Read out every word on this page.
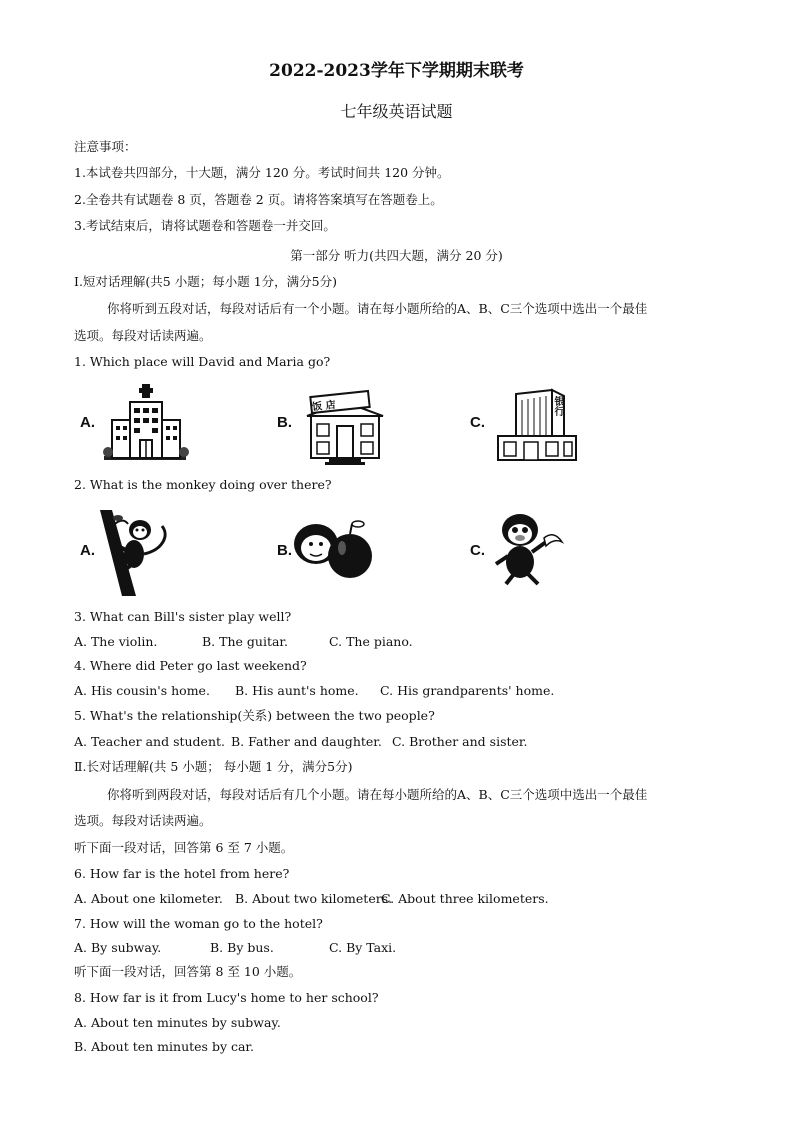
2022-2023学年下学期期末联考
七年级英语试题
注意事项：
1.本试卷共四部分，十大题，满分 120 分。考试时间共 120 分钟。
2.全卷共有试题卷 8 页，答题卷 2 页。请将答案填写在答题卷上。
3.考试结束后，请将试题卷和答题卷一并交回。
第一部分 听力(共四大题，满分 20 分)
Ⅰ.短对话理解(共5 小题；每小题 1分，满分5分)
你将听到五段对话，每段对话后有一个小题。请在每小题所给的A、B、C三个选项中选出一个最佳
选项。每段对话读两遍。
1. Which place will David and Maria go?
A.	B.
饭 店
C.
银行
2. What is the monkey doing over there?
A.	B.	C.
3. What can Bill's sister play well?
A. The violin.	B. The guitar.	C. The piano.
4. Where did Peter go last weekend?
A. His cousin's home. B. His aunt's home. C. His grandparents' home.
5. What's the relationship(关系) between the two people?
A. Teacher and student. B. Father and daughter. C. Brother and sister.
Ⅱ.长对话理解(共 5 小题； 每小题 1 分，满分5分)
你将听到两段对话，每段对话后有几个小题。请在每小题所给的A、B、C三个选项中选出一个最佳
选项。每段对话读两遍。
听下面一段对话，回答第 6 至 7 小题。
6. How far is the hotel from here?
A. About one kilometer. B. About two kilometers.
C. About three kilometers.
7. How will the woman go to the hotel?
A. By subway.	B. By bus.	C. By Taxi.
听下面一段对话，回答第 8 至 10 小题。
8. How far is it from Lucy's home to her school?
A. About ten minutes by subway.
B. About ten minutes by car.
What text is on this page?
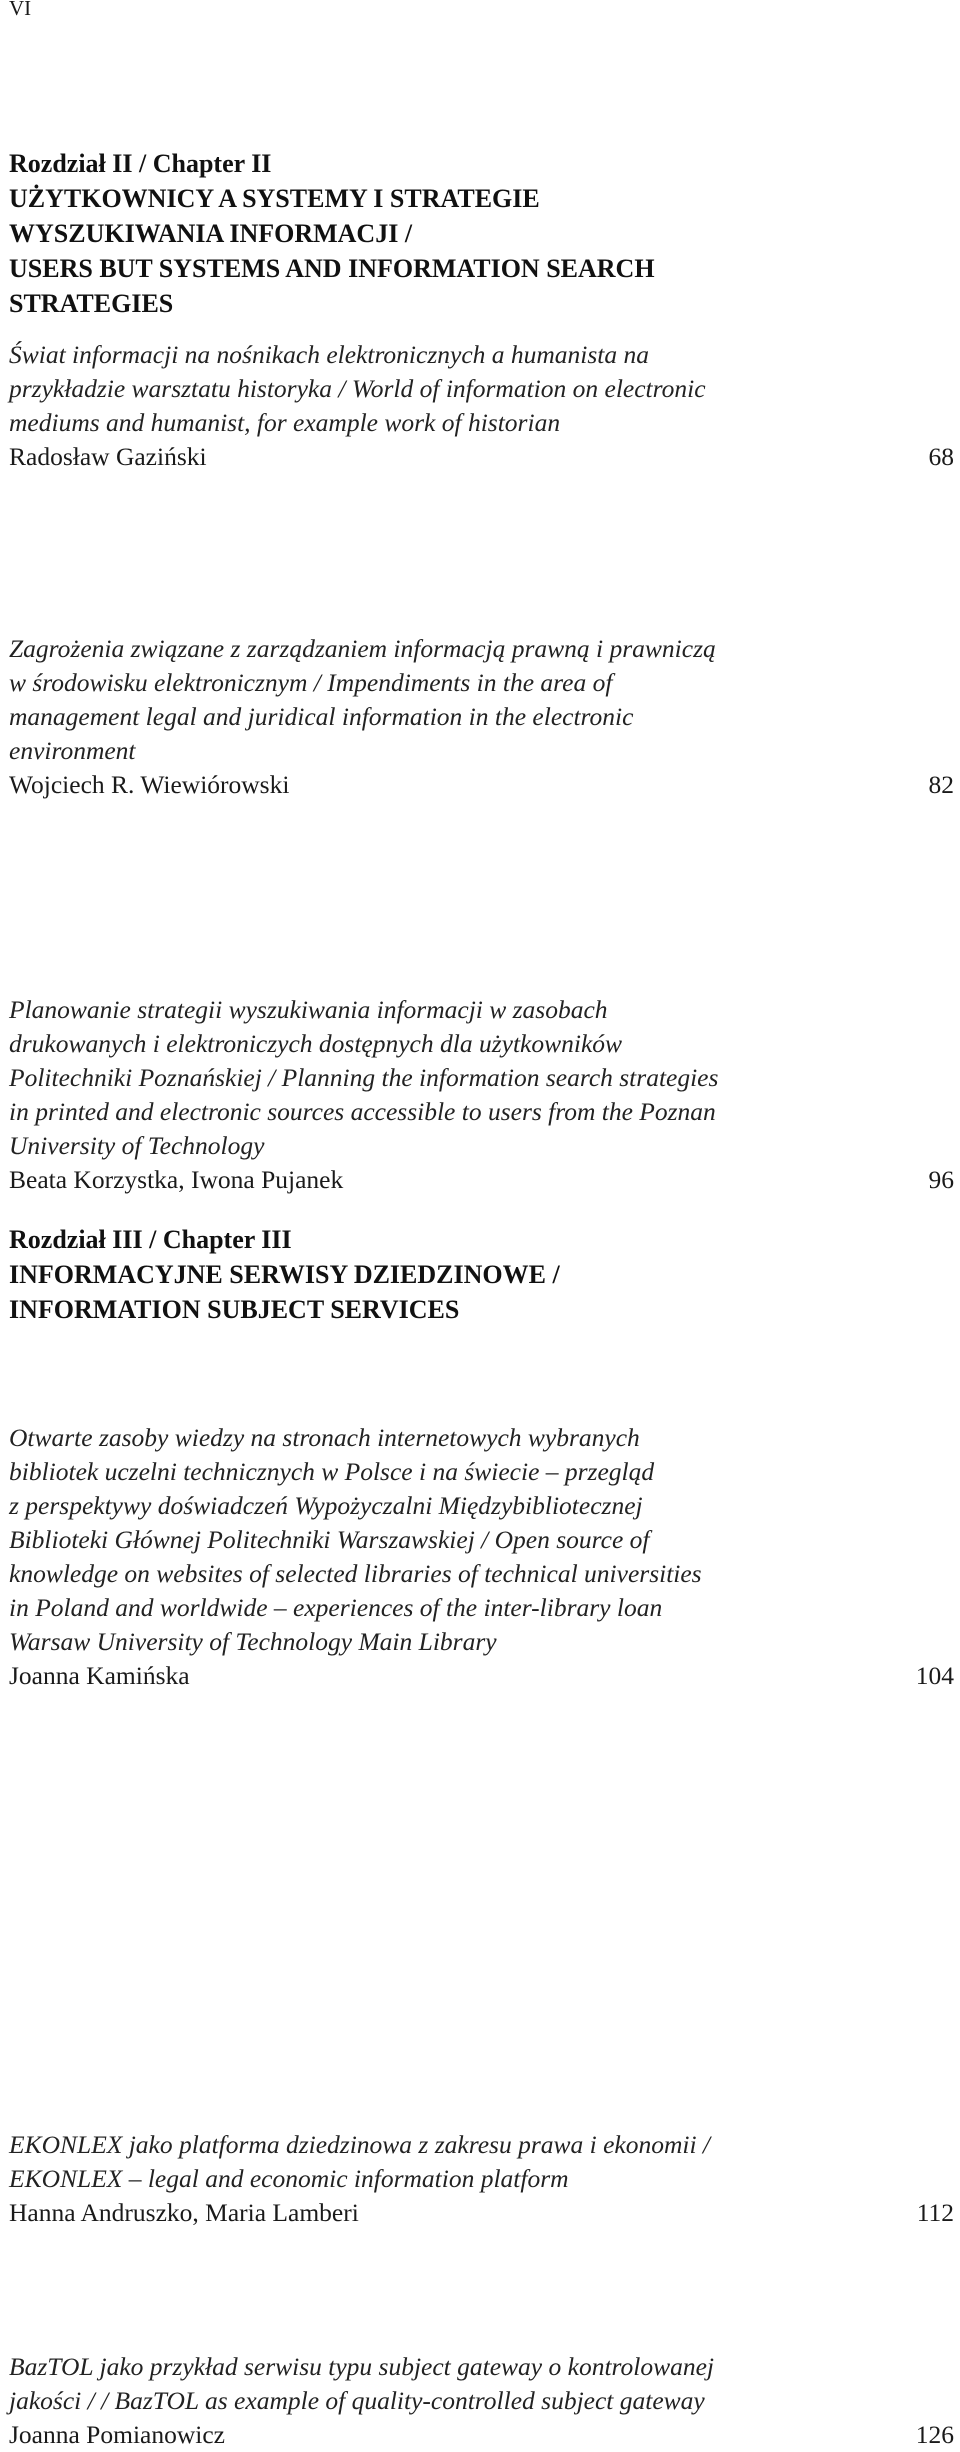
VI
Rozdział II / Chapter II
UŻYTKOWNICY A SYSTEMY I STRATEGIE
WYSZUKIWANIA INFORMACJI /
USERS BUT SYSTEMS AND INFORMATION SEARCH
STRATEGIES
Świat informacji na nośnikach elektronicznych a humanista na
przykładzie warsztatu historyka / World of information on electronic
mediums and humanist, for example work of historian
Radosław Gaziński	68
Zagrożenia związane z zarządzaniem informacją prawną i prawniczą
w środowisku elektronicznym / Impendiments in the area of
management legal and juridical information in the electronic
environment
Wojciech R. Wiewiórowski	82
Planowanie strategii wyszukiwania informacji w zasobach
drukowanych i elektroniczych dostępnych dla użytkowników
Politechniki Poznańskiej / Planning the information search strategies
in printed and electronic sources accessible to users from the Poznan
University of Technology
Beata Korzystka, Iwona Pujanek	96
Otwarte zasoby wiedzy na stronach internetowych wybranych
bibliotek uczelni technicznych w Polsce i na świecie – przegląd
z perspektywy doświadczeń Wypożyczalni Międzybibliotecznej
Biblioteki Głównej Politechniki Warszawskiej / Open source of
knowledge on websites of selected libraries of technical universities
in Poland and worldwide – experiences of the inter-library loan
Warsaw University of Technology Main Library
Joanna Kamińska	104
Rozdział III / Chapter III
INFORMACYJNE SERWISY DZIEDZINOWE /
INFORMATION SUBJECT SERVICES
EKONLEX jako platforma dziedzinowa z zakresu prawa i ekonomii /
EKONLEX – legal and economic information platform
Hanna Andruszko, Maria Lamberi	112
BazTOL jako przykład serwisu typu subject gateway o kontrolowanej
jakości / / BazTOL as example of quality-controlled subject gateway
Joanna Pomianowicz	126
* * *
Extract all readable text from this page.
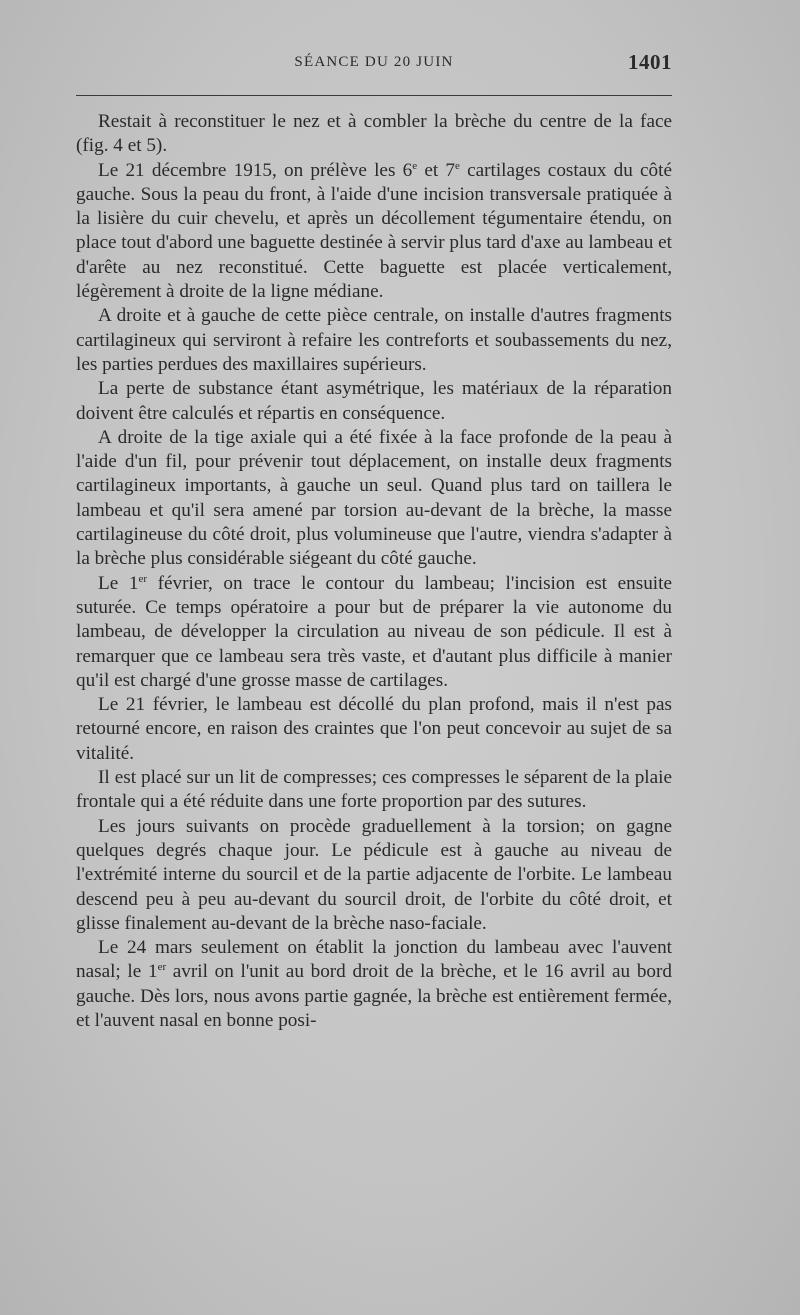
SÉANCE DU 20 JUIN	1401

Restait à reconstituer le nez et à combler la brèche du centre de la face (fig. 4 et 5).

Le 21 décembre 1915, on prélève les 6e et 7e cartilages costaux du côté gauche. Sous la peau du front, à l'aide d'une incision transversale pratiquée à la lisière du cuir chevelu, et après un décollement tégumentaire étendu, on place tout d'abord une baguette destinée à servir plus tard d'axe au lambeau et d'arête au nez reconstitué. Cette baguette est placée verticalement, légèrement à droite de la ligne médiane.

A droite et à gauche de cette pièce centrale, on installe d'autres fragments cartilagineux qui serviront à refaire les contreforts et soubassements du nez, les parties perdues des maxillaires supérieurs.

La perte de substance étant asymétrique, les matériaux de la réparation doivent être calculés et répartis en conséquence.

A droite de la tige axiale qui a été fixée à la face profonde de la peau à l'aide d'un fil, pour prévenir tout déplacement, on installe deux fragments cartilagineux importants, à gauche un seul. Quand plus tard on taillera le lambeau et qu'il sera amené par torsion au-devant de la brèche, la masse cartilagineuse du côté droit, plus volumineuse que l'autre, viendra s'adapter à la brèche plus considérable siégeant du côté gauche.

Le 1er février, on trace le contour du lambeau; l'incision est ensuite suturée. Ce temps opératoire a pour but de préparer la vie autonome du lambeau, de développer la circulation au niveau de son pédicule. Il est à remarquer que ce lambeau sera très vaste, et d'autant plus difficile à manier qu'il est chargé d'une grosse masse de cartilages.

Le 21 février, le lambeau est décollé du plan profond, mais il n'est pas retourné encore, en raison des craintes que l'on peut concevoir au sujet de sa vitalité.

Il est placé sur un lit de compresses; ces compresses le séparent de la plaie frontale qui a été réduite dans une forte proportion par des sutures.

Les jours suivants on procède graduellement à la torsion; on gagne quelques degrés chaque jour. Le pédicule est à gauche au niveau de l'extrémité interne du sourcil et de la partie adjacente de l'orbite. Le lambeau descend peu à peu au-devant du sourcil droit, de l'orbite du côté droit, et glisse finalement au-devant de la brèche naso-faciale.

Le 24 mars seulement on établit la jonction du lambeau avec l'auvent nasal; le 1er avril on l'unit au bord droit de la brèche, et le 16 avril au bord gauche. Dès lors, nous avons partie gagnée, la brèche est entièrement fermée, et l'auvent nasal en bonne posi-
==
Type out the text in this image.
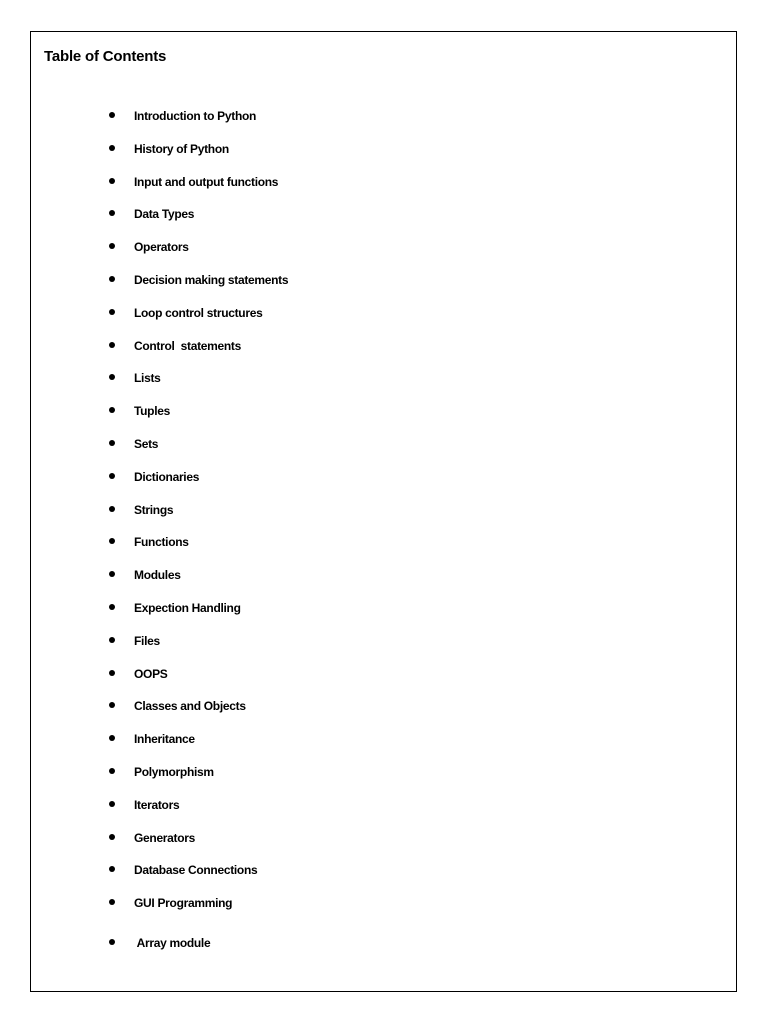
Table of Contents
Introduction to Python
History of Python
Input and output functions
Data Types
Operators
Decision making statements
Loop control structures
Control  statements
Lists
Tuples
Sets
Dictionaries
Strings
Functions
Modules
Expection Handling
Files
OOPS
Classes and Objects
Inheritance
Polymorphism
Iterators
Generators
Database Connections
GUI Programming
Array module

> Stated goal
Look over the material above and show each line where "page" appears.

> Answer to this problem
Read out every word on this page.
What text is on this page?
Extract all readable text from this page.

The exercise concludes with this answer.